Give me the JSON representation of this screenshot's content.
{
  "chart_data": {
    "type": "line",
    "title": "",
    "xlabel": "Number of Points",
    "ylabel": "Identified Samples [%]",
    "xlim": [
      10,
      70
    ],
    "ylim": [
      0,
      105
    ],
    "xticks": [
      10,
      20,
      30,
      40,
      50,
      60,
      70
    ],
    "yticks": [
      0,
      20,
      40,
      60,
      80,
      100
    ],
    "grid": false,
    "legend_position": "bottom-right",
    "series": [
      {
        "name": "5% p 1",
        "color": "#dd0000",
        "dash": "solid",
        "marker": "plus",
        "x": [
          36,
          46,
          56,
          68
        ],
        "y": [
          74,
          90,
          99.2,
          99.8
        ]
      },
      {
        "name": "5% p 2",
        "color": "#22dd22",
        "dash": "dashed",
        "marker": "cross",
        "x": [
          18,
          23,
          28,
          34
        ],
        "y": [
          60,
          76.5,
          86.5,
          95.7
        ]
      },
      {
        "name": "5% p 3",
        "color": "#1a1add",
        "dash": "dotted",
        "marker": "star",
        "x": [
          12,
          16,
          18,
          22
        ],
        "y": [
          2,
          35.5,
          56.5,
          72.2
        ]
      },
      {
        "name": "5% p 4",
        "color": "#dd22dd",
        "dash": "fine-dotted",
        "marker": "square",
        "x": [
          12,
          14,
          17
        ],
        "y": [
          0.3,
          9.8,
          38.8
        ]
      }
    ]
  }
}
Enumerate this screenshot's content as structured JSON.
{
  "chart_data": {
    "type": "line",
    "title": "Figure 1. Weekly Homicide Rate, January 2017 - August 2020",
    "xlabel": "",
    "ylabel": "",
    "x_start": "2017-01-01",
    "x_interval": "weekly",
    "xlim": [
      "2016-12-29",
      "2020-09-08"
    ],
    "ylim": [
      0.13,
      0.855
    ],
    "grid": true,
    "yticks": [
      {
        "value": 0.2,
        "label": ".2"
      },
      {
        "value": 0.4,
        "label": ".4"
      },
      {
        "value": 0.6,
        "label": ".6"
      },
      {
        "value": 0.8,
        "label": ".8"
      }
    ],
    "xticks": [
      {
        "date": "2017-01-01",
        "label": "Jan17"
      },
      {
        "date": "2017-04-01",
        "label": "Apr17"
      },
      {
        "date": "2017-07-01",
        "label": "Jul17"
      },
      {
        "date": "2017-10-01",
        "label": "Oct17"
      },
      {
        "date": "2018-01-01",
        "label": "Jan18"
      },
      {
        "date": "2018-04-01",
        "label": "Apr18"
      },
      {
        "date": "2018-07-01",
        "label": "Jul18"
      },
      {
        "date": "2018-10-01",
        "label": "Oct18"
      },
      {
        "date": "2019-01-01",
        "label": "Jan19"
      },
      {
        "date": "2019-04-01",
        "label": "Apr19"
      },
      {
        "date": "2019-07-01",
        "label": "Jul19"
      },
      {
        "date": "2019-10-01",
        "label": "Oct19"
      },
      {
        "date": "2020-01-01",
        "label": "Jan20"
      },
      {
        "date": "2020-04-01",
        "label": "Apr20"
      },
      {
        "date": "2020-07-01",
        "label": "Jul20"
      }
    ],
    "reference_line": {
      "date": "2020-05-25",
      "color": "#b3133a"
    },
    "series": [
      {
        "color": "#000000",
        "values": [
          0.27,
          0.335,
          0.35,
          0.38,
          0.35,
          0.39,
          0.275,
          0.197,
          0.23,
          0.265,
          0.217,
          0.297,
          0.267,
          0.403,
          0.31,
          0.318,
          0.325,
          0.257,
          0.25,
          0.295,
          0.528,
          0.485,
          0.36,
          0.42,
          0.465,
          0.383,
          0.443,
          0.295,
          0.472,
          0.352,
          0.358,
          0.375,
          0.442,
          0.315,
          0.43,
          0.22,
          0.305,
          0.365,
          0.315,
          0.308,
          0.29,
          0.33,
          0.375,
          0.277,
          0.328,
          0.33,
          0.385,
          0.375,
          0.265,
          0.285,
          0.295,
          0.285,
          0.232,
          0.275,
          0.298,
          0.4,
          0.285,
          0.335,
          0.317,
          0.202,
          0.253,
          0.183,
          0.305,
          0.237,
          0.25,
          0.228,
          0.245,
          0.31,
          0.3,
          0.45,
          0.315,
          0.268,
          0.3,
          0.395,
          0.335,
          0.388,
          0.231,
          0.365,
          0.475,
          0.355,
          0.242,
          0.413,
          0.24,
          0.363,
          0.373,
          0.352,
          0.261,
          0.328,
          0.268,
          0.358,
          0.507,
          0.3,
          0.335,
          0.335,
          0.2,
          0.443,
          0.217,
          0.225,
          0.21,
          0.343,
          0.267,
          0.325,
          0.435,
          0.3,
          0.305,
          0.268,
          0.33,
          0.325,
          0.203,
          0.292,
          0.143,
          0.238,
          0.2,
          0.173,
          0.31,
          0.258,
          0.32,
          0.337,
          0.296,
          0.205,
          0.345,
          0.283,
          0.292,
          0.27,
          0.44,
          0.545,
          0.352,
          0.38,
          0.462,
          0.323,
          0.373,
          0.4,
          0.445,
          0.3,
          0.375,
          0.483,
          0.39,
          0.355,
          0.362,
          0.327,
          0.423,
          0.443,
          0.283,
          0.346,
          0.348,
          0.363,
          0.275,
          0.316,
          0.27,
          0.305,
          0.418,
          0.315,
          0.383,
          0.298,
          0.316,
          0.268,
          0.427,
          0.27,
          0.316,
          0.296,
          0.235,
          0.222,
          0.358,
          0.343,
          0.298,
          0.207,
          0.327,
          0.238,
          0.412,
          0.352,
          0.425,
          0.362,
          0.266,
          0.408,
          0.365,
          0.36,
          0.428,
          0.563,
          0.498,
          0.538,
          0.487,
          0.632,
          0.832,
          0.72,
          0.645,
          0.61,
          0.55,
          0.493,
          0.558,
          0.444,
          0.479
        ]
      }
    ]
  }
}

■ ■ ■ ■ ■

◆ Your objective: Using the material above, gather every line that includes "title".

◆ Exercise response:
    "title": "",
    "title": "Figure 1. Weekly Homicide Rate, January 2017 - August 2020",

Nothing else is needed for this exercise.